**Supplied material:**
□ □ □ □ □

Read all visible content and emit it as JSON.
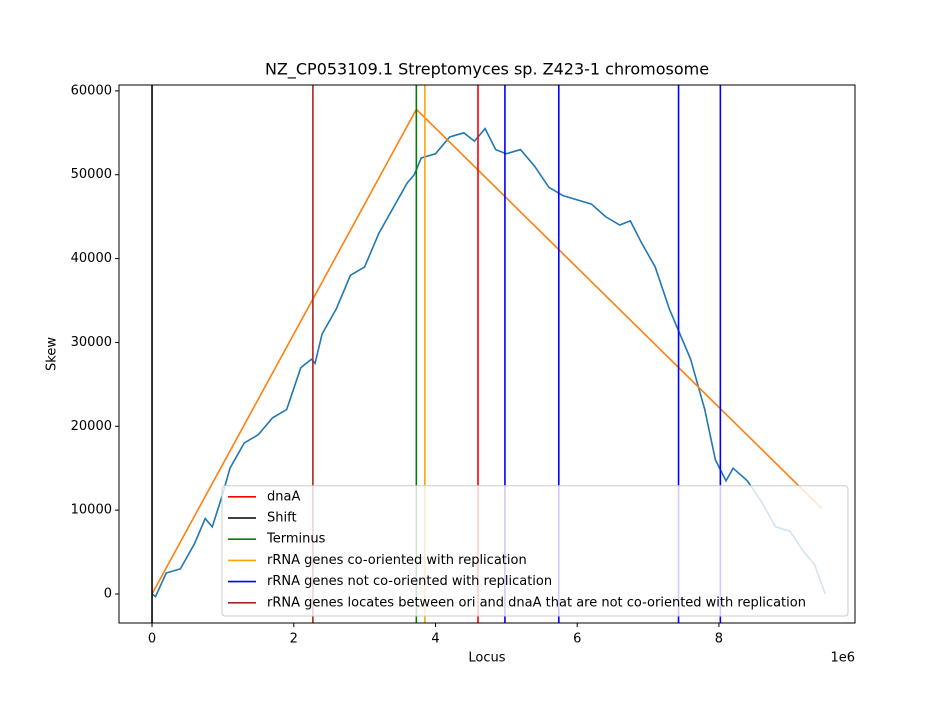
{
  "chart_data": {
    "type": "line",
    "title": "NZ_CP053109.1 Streptomyces sp. Z423-1 chromosome",
    "x_label": "Locus",
    "y_label": "Skew",
    "x_offset_label": "1e6",
    "xlim": [
      -466000,
      9920000
    ],
    "ylim": [
      -3460,
      60700
    ],
    "xticks": [
      {
        "value": 0,
        "label": "0"
      },
      {
        "value": 2000000,
        "label": "2"
      },
      {
        "value": 4000000,
        "label": "4"
      },
      {
        "value": 6000000,
        "label": "6"
      },
      {
        "value": 8000000,
        "label": "8"
      }
    ],
    "yticks": [
      0,
      10000,
      20000,
      30000,
      40000,
      50000,
      60000
    ],
    "legend_position": "lower right",
    "series": [
      {
        "color": "#1f77b4",
        "x": [
          0,
          50000,
          200000,
          400000,
          600000,
          750000,
          850000,
          1000000,
          1100000,
          1300000,
          1500000,
          1700000,
          1900000,
          2100000,
          2250000,
          2300000,
          2400000,
          2600000,
          2800000,
          3000000,
          3200000,
          3400000,
          3600000,
          3700000,
          3800000,
          4000000,
          4200000,
          4400000,
          4550000,
          4700000,
          4850000,
          5000000,
          5200000,
          5400000,
          5600000,
          5800000,
          6000000,
          6200000,
          6400000,
          6600000,
          6750000,
          6900000,
          7100000,
          7300000,
          7450000,
          7600000,
          7800000,
          7950000,
          8100000,
          8200000,
          8400000,
          8600000,
          8800000,
          9000000,
          9200000,
          9350000,
          9500000
        ],
        "values": [
          0,
          -300,
          2500,
          3000,
          6000,
          9000,
          8000,
          12000,
          15000,
          18000,
          19000,
          21000,
          22000,
          27000,
          28000,
          27500,
          31000,
          34000,
          38000,
          39000,
          43000,
          46000,
          49000,
          50000,
          52000,
          52500,
          54500,
          55000,
          54000,
          55500,
          53000,
          52500,
          53000,
          51000,
          48500,
          47500,
          47000,
          46500,
          45000,
          44000,
          44500,
          42000,
          39000,
          34000,
          31000,
          28000,
          22000,
          16000,
          13500,
          15000,
          13500,
          11000,
          8000,
          7500,
          5000,
          3500,
          0
        ]
      },
      {
        "color": "#ff7f0e",
        "x": [
          0,
          3730000,
          9450000
        ],
        "values": [
          0,
          57800,
          10200
        ]
      }
    ],
    "vlines": [
      {
        "name": "dnaA",
        "color": "#ff0000",
        "x": [
          4600000
        ]
      },
      {
        "name": "Shift",
        "color": "#000000",
        "x": [
          0
        ]
      },
      {
        "name": "Terminus",
        "color": "#008000",
        "x": [
          3730000
        ]
      },
      {
        "name": "rRNA genes co-oriented with replication",
        "color": "#ffa500",
        "x": [
          3850000
        ]
      },
      {
        "name": "rRNA genes not co-oriented with replication",
        "color": "#0000ff",
        "x": [
          4980000,
          5740000,
          7430000,
          8020000
        ]
      },
      {
        "name": "rRNA genes locates between ori and dnaA that are not co-oriented with replication",
        "color": "#b22222",
        "x": [
          2270000
        ]
      }
    ]
  }
}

□ □ □ □ □

**Problem description:** Work out how many lines in the entries contain the string "dnaA", then reply with that number and nothing more.

**Output of the exercise:** 2